* [Written task]:
Within the records below, find each line that holds the string "milliondan", then copy it.

* [Input material]:

============================================================

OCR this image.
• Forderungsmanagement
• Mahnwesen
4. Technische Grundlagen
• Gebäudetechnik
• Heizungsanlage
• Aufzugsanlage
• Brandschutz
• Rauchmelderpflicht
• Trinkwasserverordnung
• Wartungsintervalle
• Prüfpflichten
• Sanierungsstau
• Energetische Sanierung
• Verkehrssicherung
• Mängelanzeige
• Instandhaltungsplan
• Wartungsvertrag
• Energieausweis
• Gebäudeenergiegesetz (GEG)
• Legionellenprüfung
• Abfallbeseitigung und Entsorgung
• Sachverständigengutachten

============================================================

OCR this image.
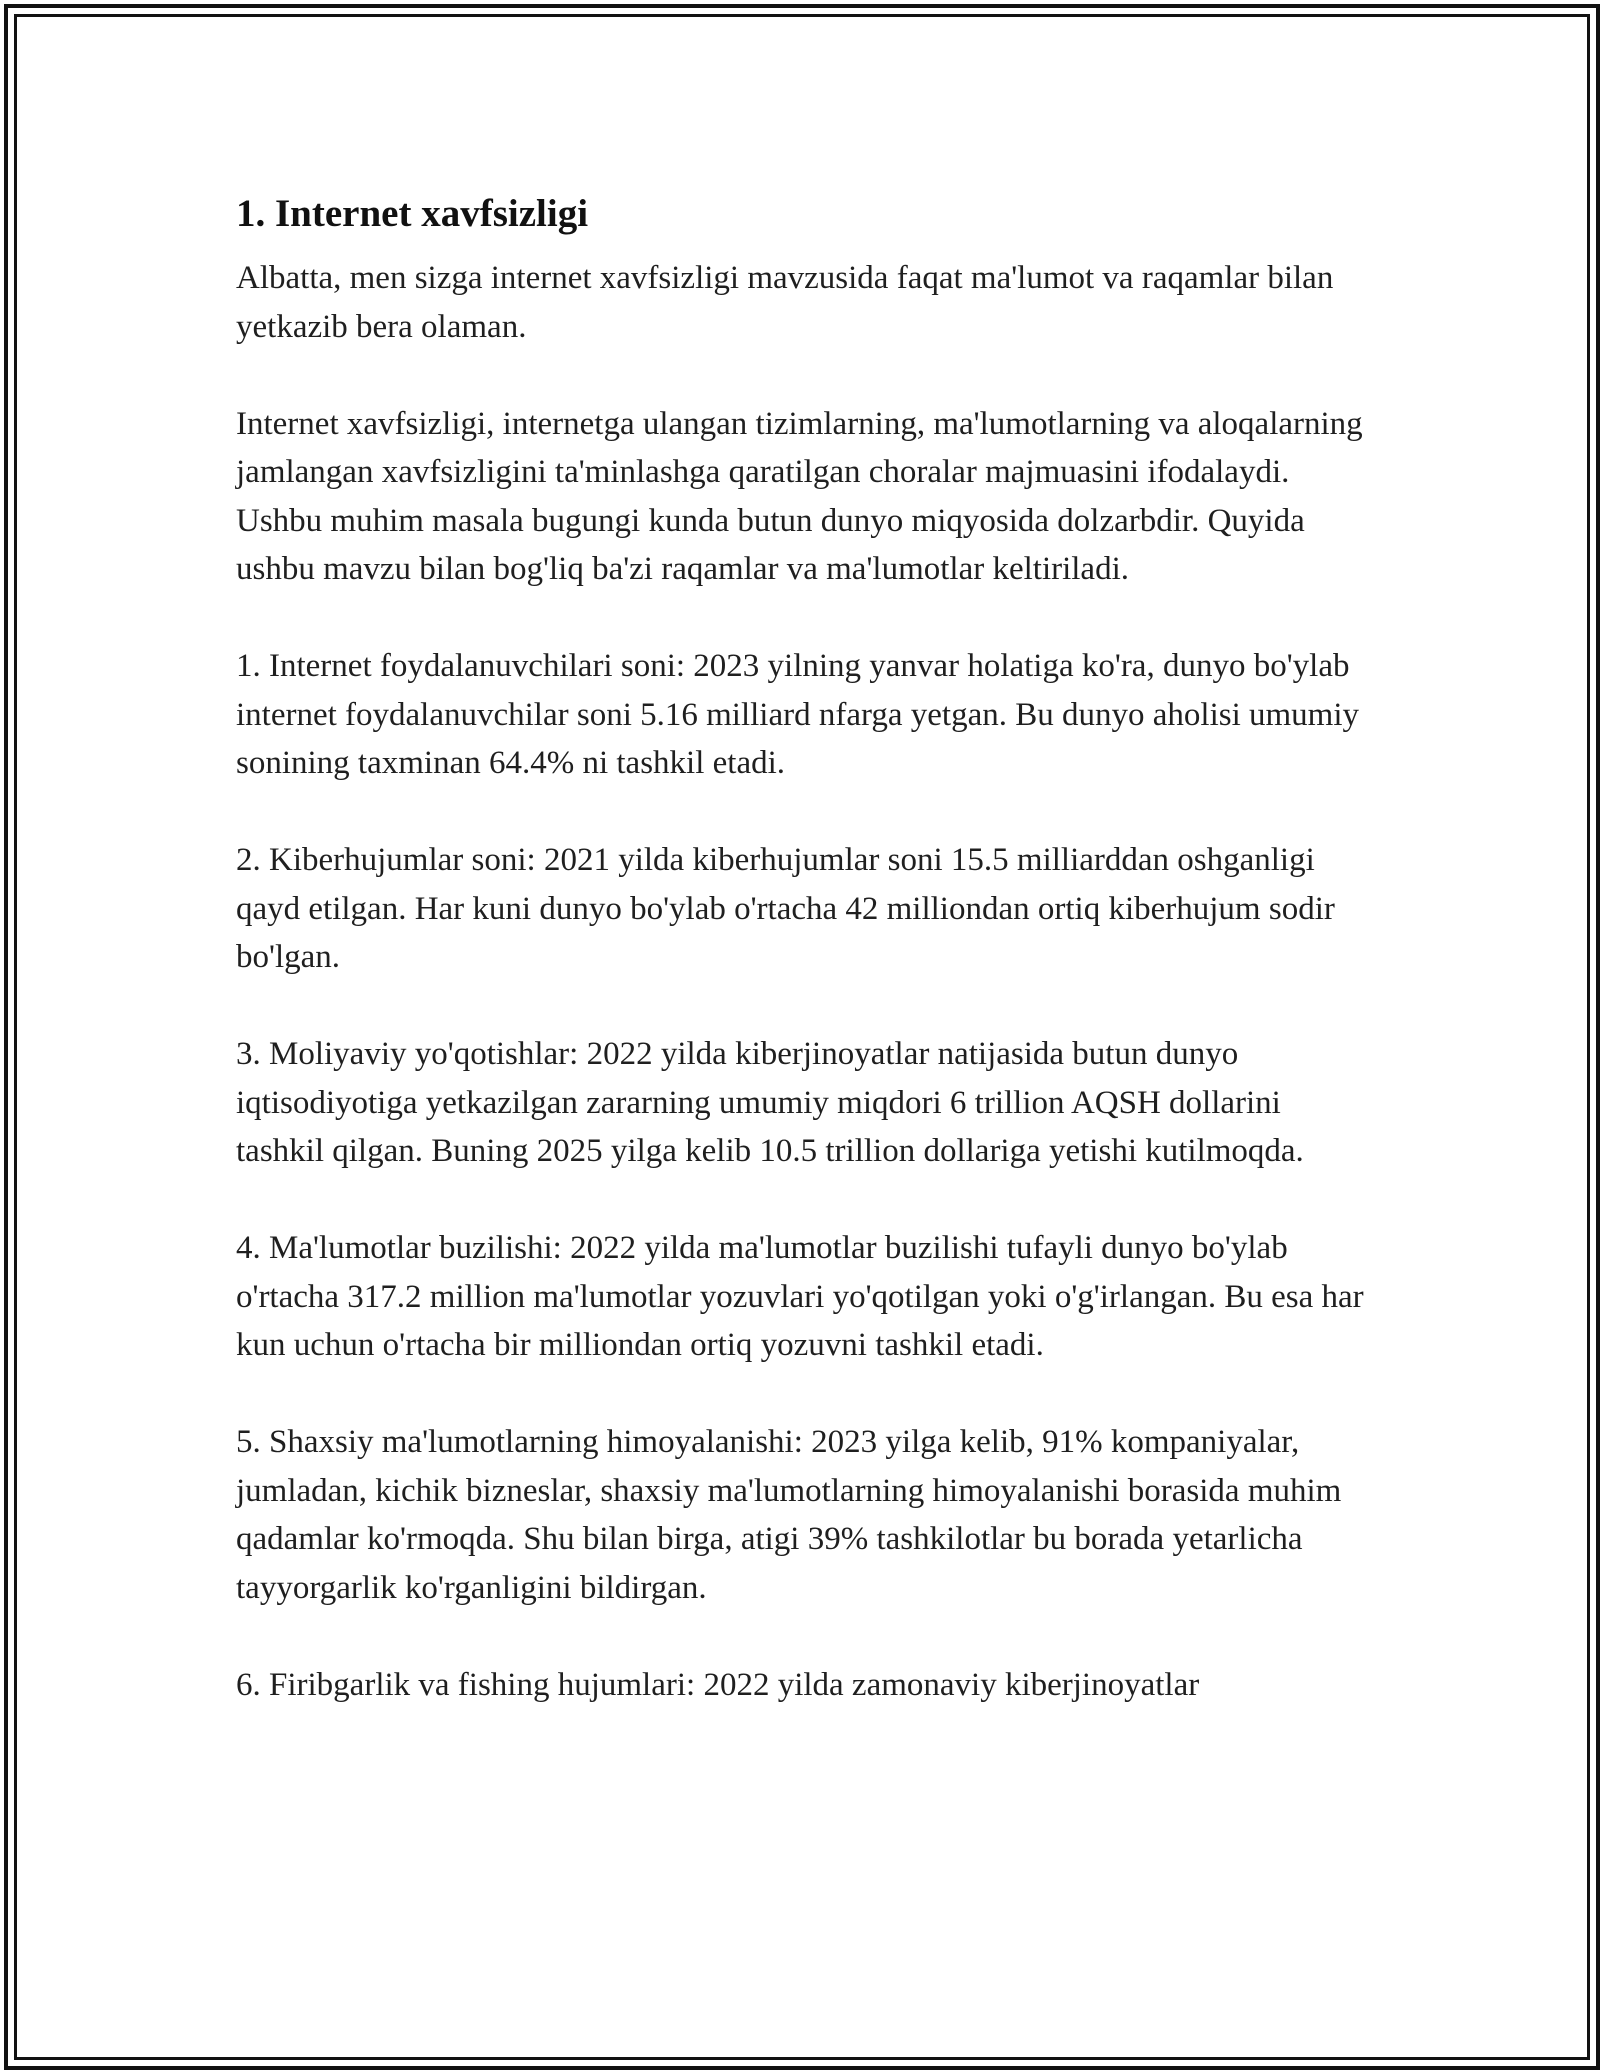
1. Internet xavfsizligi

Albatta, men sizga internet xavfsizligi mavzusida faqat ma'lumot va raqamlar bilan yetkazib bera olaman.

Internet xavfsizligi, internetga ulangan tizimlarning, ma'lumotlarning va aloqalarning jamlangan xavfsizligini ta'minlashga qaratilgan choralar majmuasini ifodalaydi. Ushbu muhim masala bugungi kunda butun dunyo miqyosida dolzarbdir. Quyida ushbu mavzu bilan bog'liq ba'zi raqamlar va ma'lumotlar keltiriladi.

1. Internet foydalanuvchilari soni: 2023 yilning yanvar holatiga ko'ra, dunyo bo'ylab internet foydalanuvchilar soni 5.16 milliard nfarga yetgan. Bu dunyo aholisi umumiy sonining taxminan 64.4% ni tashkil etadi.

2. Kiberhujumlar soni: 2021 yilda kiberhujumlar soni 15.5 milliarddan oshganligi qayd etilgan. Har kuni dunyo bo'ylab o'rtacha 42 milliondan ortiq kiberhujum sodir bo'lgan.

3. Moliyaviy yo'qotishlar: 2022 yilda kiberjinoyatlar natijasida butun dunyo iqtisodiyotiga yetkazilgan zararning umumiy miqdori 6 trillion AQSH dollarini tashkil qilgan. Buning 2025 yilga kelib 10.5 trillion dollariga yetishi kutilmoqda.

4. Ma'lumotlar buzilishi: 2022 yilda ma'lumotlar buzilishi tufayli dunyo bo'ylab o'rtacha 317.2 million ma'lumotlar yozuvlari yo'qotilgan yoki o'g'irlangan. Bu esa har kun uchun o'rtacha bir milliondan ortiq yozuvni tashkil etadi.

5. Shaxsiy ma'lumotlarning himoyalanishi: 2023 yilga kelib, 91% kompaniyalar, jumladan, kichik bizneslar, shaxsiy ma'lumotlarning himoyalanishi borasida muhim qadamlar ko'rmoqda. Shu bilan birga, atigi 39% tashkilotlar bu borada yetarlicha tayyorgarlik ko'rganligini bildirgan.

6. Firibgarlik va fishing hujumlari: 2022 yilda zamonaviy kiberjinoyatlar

============================================================

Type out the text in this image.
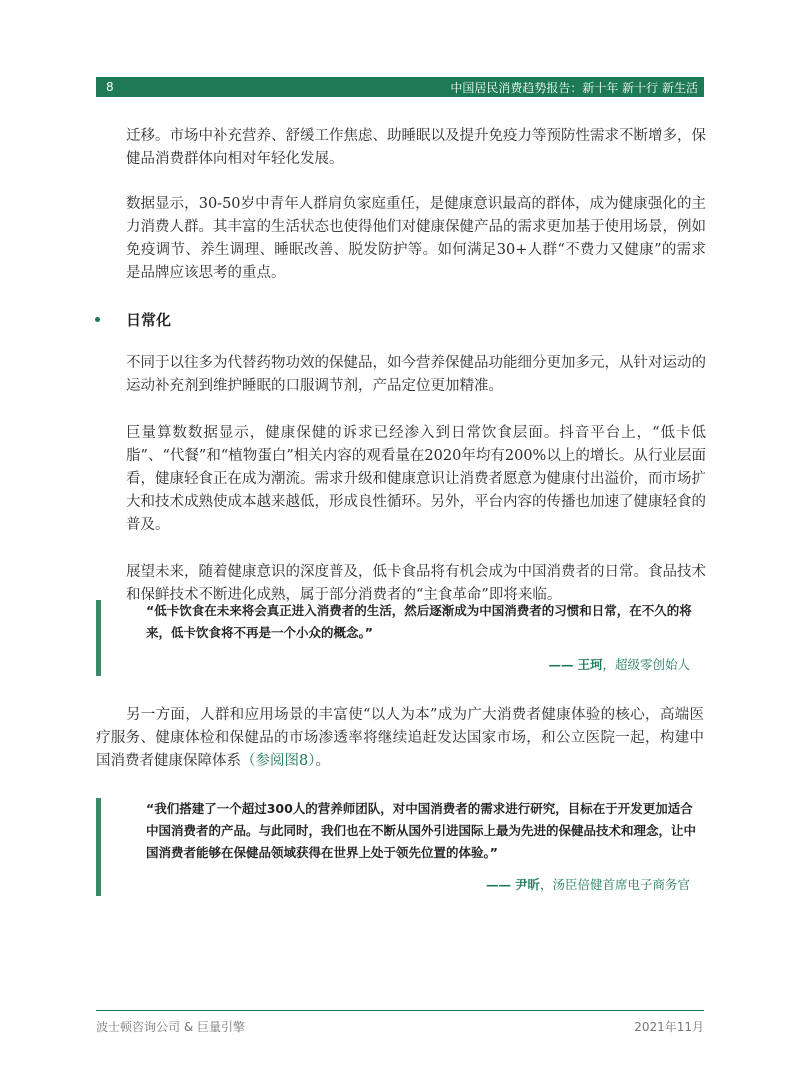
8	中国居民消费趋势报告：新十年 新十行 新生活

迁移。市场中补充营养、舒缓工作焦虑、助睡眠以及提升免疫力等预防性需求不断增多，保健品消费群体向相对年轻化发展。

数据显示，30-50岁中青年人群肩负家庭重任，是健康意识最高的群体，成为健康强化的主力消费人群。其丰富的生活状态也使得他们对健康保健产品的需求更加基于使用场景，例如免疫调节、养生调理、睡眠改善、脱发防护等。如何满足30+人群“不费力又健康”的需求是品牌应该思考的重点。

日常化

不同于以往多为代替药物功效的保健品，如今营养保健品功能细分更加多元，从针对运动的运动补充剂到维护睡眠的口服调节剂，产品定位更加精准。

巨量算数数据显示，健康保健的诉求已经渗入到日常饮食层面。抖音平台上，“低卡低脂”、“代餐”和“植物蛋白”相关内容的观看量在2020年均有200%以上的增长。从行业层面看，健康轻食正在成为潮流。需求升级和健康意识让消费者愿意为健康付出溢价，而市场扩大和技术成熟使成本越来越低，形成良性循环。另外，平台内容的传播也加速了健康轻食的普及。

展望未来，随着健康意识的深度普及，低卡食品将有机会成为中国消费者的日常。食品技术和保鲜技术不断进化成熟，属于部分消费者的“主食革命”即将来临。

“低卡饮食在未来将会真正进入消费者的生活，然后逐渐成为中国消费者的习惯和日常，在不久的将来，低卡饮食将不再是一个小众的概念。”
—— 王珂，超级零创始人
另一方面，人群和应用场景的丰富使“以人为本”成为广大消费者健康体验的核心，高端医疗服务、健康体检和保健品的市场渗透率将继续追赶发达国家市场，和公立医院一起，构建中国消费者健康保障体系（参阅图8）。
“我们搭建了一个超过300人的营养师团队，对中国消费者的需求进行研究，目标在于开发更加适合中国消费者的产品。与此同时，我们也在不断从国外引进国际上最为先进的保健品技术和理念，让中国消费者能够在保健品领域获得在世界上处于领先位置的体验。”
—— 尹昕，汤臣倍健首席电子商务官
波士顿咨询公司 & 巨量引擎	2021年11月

============================================================

* [The result]:
2. Kiberhujumlar soni: 2021 yilda kiberhujumlar soni 15.5 milliarddan oshganligi qayd etilgan. Har kuni dunyo bo'ylab o'rtacha 42 milliondan ortiq kiberhujum sodir bo'lgan.
4. Ma'lumotlar buzilishi: 2022 yilda ma'lumotlar buzilishi tufayli dunyo bo'ylab o'rtacha 317.2 million ma'lumotlar yozuvlari yo'qotilgan yoki o'g'irlangan. Bu esa har kun uchun o'rtacha bir milliondan ortiq yozuvni tashkil etadi.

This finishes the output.